## [Data to process]
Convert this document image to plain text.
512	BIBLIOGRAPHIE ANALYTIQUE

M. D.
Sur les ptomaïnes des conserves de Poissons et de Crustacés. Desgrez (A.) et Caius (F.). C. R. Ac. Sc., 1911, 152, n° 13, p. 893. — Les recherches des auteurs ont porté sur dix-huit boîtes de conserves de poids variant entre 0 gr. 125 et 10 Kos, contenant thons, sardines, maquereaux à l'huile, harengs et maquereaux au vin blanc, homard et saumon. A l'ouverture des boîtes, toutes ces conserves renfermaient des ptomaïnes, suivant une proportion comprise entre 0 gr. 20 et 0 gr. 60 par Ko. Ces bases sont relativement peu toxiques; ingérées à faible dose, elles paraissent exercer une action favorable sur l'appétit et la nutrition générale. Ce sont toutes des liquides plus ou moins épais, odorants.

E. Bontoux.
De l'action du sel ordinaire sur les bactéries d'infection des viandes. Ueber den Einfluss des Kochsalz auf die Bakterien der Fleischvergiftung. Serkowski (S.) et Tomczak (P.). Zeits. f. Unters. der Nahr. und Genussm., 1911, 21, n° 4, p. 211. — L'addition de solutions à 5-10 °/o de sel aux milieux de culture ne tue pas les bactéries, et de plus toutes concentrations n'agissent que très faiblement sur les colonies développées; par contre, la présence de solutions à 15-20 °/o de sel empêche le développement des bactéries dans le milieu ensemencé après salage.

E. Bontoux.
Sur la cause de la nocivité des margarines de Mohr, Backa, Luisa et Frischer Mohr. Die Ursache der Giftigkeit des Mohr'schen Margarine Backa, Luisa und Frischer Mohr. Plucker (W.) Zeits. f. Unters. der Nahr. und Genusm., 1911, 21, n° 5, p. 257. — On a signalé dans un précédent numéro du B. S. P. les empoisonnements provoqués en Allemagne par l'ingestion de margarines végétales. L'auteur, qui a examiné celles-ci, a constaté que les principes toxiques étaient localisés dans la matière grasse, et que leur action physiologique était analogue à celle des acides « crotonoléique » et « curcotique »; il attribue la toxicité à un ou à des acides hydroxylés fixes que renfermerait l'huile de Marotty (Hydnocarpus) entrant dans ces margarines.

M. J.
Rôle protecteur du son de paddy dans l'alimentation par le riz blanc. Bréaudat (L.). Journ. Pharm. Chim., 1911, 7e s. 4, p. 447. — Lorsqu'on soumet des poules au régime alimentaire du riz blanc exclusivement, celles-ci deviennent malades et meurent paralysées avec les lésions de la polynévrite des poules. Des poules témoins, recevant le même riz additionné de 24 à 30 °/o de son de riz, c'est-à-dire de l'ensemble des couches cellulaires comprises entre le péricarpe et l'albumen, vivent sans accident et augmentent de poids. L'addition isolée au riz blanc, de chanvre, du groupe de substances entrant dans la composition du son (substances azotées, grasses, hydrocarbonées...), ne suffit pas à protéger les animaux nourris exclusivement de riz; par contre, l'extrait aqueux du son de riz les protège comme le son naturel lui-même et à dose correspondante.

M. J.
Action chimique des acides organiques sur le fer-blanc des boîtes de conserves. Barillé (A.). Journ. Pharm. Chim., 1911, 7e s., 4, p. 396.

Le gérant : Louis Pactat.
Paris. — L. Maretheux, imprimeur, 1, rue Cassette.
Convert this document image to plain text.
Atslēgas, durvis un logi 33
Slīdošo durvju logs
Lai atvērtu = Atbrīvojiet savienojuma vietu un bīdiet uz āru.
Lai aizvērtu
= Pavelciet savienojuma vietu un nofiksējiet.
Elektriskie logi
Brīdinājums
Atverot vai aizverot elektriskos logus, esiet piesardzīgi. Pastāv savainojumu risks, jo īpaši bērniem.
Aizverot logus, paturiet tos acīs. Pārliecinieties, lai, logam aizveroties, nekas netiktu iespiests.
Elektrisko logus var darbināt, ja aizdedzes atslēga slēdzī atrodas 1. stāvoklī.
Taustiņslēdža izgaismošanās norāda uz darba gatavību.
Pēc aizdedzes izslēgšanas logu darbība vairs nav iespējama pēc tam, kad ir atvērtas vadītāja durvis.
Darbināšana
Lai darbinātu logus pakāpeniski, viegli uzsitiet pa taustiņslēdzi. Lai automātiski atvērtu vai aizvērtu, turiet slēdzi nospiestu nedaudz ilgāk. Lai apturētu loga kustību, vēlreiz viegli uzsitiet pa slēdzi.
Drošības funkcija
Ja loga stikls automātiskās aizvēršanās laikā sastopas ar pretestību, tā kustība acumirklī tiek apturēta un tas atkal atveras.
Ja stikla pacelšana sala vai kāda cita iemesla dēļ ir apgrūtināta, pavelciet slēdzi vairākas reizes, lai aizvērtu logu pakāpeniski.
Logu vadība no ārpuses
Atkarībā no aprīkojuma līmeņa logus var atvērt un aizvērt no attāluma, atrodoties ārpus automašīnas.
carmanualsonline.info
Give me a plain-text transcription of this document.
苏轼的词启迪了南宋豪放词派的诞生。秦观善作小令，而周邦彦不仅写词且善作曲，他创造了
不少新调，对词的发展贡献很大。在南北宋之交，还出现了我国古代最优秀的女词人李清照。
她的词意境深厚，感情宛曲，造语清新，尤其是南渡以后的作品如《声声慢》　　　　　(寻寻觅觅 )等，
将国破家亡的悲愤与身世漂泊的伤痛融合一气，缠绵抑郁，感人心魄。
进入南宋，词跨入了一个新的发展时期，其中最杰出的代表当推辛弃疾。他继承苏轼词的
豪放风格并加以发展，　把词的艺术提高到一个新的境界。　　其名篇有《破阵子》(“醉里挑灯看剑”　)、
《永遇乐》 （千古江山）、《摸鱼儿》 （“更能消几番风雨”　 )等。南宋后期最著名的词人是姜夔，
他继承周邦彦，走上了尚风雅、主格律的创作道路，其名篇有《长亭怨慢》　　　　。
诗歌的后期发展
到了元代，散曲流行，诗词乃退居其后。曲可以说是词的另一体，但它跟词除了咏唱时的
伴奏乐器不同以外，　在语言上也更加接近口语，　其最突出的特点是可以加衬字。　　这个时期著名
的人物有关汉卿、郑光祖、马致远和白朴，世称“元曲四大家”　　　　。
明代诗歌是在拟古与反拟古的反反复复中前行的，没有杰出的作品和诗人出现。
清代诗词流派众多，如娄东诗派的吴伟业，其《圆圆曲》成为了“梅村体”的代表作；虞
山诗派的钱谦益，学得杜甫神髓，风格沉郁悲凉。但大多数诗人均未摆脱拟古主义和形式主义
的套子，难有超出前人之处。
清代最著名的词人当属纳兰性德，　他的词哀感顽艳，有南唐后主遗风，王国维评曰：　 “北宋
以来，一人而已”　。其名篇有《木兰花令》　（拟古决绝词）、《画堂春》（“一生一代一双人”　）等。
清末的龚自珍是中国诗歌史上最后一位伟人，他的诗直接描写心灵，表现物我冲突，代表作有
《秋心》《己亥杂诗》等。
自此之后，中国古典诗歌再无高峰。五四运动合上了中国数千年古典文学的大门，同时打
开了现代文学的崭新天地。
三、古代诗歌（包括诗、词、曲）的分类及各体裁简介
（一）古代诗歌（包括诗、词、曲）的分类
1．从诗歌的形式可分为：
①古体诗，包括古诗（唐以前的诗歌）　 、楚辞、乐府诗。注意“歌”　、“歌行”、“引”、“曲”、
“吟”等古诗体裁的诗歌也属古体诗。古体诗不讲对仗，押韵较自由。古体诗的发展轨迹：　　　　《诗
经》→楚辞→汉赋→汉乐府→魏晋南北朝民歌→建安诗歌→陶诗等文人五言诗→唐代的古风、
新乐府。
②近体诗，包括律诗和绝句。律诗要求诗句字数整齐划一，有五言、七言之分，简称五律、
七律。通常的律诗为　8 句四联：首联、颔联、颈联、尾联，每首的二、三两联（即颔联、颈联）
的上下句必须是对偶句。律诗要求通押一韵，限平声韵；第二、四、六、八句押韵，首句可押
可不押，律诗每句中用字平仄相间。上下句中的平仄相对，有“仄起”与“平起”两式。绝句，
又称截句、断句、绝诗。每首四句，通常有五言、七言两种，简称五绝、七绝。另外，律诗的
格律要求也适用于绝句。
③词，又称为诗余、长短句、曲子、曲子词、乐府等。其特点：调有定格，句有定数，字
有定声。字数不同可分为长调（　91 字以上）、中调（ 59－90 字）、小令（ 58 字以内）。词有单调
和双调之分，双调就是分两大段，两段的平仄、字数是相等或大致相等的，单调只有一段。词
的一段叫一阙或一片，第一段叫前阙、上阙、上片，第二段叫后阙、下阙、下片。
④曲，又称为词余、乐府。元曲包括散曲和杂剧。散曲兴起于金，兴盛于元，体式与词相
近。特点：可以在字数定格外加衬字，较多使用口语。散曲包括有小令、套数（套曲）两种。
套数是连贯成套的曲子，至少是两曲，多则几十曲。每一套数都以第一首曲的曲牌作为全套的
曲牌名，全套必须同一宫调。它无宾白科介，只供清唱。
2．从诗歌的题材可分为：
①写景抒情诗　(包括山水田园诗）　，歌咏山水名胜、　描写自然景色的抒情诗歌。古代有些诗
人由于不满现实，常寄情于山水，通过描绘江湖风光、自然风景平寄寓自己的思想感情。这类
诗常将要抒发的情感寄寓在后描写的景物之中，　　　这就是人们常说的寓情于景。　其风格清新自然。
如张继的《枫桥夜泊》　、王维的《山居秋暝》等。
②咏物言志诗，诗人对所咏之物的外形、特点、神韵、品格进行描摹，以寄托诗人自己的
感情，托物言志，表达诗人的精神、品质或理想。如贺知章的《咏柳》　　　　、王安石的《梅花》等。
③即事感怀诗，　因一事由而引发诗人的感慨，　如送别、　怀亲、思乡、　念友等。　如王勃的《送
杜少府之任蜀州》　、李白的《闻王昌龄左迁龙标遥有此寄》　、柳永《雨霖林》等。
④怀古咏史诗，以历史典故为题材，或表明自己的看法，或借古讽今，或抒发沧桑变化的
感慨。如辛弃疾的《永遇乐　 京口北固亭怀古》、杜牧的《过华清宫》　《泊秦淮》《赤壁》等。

## [Exercise goal]
For the listing above, identify each line bearing "huile".

## [Solution]
Sur les ptomaïnes des conserves de Poissons et de Crustacés. Desgrez (A.) et Caius (F.). C. R. Ac. Sc., 1911, 152, n° 13, p. 893. — Les recherches des auteurs ont porté sur dix-huit boîtes de conserves de poids variant entre 0 gr. 125 et 10 Kos, contenant thons, sardines, maquereaux à l'huile, harengs et maquereaux au vin blanc, homard et saumon. A l'ouverture des boîtes, toutes ces conserves renfermaient des ptomaïnes, suivant une proportion comprise entre 0 gr. 20 et 0 gr. 60 par Ko. Ces bases sont relativement peu toxiques; ingérées à faible dose, elles paraissent exercer une action favorable sur l'appétit et la nutrition générale. Ce sont toutes des liquides plus ou moins épais, odorants.
Sur la cause de la nocivité des margarines de Mohr, Backa, Luisa et Frischer Mohr. Die Ursache der Giftigkeit des Mohr'schen Margarine Backa, Luisa und Frischer Mohr. Plucker (W.) Zeits. f. Unters. der Nahr. und Genusm., 1911, 21, n° 5, p. 257. — On a signalé dans un précédent numéro du B. S. P. les empoisonnements provoqués en Allemagne par l'ingestion de margarines végétales. L'auteur, qui a examiné celles-ci, a constaté que les principes toxiques étaient localisés dans la matière grasse, et que leur action physiologique était analogue à celle des acides « crotonoléique » et « curcotique »; il attribue la toxicité à un ou à des acides hydroxylés fixes que renfermerait l'huile de Marotty (Hydnocarpus) entrant dans ces margarines.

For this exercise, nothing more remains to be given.